Problem details: Your task is to repeat the lines below exactly, excluding any pictures they contain.

Items from a dataset:
----

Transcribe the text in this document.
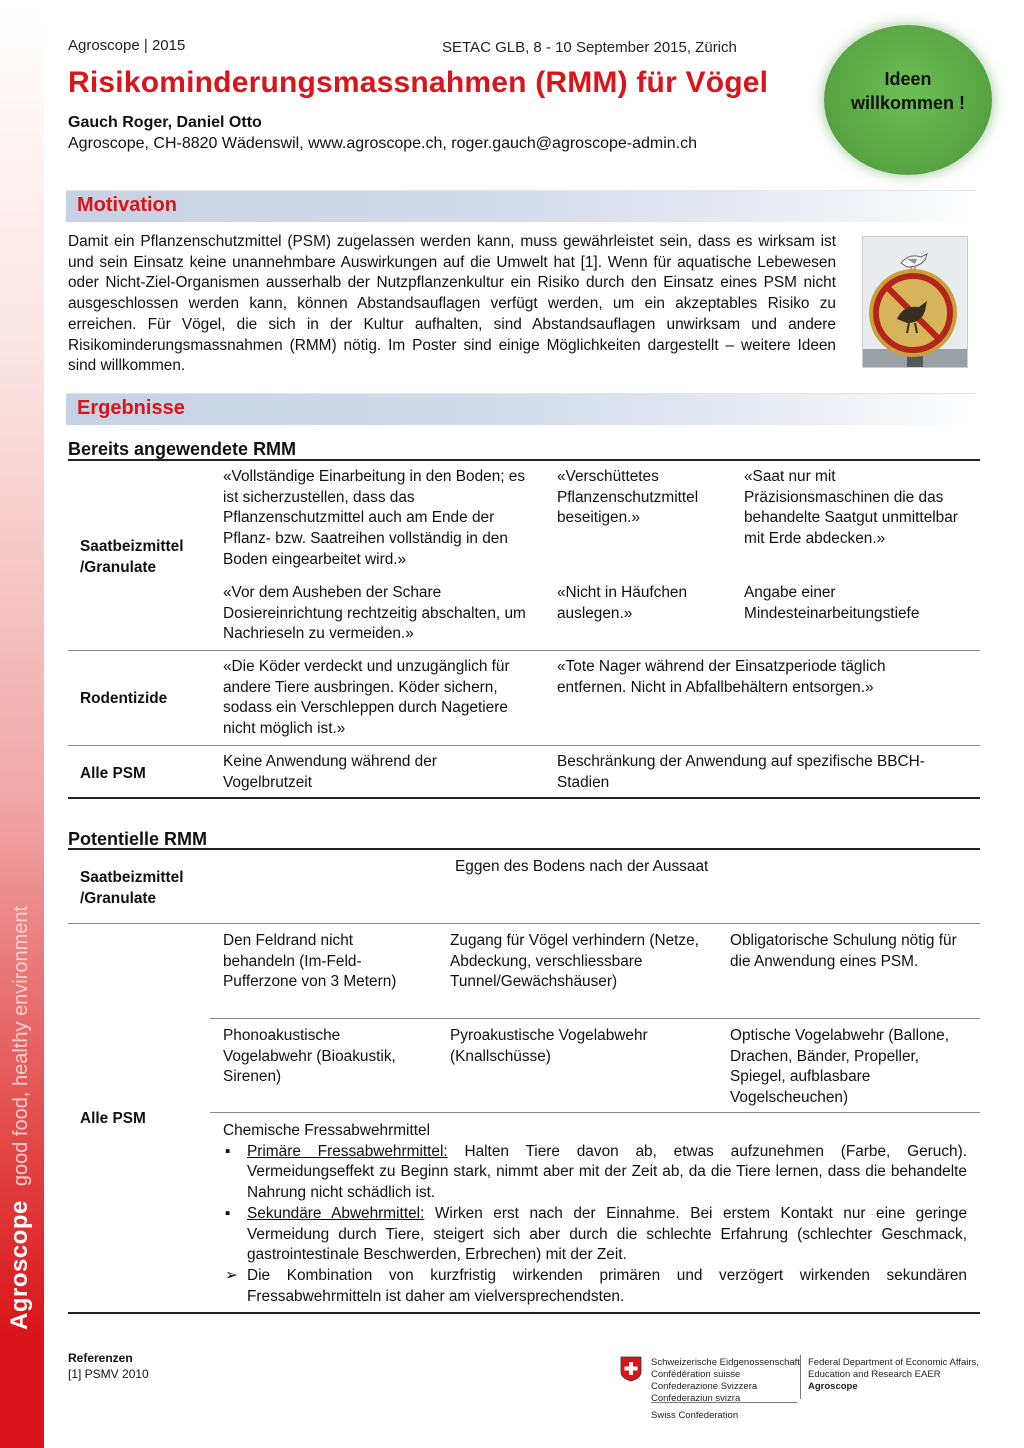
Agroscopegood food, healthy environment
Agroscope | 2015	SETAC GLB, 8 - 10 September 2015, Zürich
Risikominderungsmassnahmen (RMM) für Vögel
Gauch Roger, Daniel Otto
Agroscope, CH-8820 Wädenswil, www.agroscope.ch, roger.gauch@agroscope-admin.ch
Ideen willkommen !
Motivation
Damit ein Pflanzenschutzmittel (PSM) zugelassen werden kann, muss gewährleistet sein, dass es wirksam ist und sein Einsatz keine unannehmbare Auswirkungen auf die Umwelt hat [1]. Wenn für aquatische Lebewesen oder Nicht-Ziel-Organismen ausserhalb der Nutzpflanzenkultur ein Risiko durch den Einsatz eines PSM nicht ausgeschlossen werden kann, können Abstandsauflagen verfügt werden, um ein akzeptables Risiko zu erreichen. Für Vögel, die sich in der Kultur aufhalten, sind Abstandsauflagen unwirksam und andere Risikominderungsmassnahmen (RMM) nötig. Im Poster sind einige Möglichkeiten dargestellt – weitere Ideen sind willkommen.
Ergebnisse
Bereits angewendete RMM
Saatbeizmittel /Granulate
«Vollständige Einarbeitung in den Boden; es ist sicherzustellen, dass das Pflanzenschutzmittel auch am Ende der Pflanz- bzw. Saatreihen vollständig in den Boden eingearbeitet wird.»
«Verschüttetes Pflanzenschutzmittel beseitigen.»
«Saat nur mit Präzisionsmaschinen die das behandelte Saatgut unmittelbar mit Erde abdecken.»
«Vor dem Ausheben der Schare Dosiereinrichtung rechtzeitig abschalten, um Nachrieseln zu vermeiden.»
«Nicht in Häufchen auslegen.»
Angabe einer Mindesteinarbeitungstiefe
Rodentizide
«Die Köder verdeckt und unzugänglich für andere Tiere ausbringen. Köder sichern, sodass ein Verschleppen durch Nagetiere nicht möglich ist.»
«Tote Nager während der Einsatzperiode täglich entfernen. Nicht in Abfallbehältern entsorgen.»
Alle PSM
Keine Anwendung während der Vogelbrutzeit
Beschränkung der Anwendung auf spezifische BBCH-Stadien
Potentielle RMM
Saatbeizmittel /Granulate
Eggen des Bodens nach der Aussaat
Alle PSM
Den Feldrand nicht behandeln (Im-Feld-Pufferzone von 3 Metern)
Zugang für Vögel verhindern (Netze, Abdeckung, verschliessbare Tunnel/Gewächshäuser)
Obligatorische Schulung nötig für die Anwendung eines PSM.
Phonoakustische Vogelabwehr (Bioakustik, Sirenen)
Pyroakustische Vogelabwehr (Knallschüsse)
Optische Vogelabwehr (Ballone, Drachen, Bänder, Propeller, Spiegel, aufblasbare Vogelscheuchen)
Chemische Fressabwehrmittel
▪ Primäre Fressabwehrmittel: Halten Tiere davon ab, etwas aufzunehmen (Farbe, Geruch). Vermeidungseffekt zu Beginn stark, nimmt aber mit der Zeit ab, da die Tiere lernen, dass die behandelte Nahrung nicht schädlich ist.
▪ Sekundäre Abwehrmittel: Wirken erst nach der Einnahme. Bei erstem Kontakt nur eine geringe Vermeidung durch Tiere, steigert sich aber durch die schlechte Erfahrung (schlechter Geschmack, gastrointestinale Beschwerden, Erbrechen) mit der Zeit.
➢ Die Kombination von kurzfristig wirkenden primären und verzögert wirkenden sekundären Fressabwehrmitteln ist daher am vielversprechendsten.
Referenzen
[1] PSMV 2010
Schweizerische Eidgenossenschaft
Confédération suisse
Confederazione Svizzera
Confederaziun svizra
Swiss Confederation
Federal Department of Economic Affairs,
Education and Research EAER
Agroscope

----

Full answer:
Transcribe the text in this document.
Agroscopegood food, healthy environment
Agroscope | 2015	SETAC GLB, 8 - 10 September 2015, Zürich
Risikominderungsmassnahmen (RMM) für Vögel
Gauch Roger, Daniel Otto
Agroscope, CH-8820 Wädenswil, www.agroscope.ch, roger.gauch@agroscope-admin.ch
Ideen willkommen !
Motivation
Damit ein Pflanzenschutzmittel (PSM) zugelassen werden kann, muss gewährleistet sein, dass es wirksam ist und sein Einsatz keine unannehmbare Auswirkungen auf die Umwelt hat [1]. Wenn für aquatische Lebewesen oder Nicht-Ziel-Organismen ausserhalb der Nutzpflanzenkultur ein Risiko durch den Einsatz eines PSM nicht ausgeschlossen werden kann, können Abstandsauflagen verfügt werden, um ein akzeptables Risiko zu erreichen. Für Vögel, die sich in der Kultur aufhalten, sind Abstandsauflagen unwirksam und andere Risikominderungsmassnahmen (RMM) nötig. Im Poster sind einige Möglichkeiten dargestellt – weitere Ideen sind willkommen.
Ergebnisse
Bereits angewendete RMM
Saatbeizmittel /Granulate
«Vollständige Einarbeitung in den Boden; es ist sicherzustellen, dass das Pflanzenschutzmittel auch am Ende der Pflanz- bzw. Saatreihen vollständig in den Boden eingearbeitet wird.»
«Verschüttetes Pflanzenschutzmittel beseitigen.»
«Saat nur mit Präzisionsmaschinen die das behandelte Saatgut unmittelbar mit Erde abdecken.»
«Vor dem Ausheben der Schare Dosiereinrichtung rechtzeitig abschalten, um Nachrieseln zu vermeiden.»
«Nicht in Häufchen auslegen.»
Angabe einer Mindesteinarbeitungstiefe
Rodentizide
«Die Köder verdeckt und unzugänglich für andere Tiere ausbringen. Köder sichern, sodass ein Verschleppen durch Nagetiere nicht möglich ist.»
«Tote Nager während der Einsatzperiode täglich entfernen. Nicht in Abfallbehältern entsorgen.»
Alle PSM
Keine Anwendung während der Vogelbrutzeit
Beschränkung der Anwendung auf spezifische BBCH-Stadien
Potentielle RMM
Saatbeizmittel /Granulate
Eggen des Bodens nach der Aussaat
Alle PSM
Den Feldrand nicht behandeln (Im-Feld-Pufferzone von 3 Metern)
Zugang für Vögel verhindern (Netze, Abdeckung, verschliessbare Tunnel/Gewächshäuser)
Obligatorische Schulung nötig für die Anwendung eines PSM.
Phonoakustische Vogelabwehr (Bioakustik, Sirenen)
Pyroakustische Vogelabwehr (Knallschüsse)
Optische Vogelabwehr (Ballone, Drachen, Bänder, Propeller, Spiegel, aufblasbare Vogelscheuchen)
Chemische Fressabwehrmittel
▪ Primäre Fressabwehrmittel: Halten Tiere davon ab, etwas aufzunehmen (Farbe, Geruch). Vermeidungseffekt zu Beginn stark, nimmt aber mit der Zeit ab, da die Tiere lernen, dass die behandelte Nahrung nicht schädlich ist.
▪ Sekundäre Abwehrmittel: Wirken erst nach der Einnahme. Bei erstem Kontakt nur eine geringe Vermeidung durch Tiere, steigert sich aber durch die schlechte Erfahrung (schlechter Geschmack, gastrointestinale Beschwerden, Erbrechen) mit der Zeit.
➢ Die Kombination von kurzfristig wirkenden primären und verzögert wirkenden sekundären Fressabwehrmitteln ist daher am vielversprechendsten.
Referenzen
[1] PSMV 2010
Schweizerische Eidgenossenschaft
Confédération suisse
Confederazione Svizzera
Confederaziun svizra
Swiss Confederation
Federal Department of Economic Affairs,
Education and Research EAER
Agroscope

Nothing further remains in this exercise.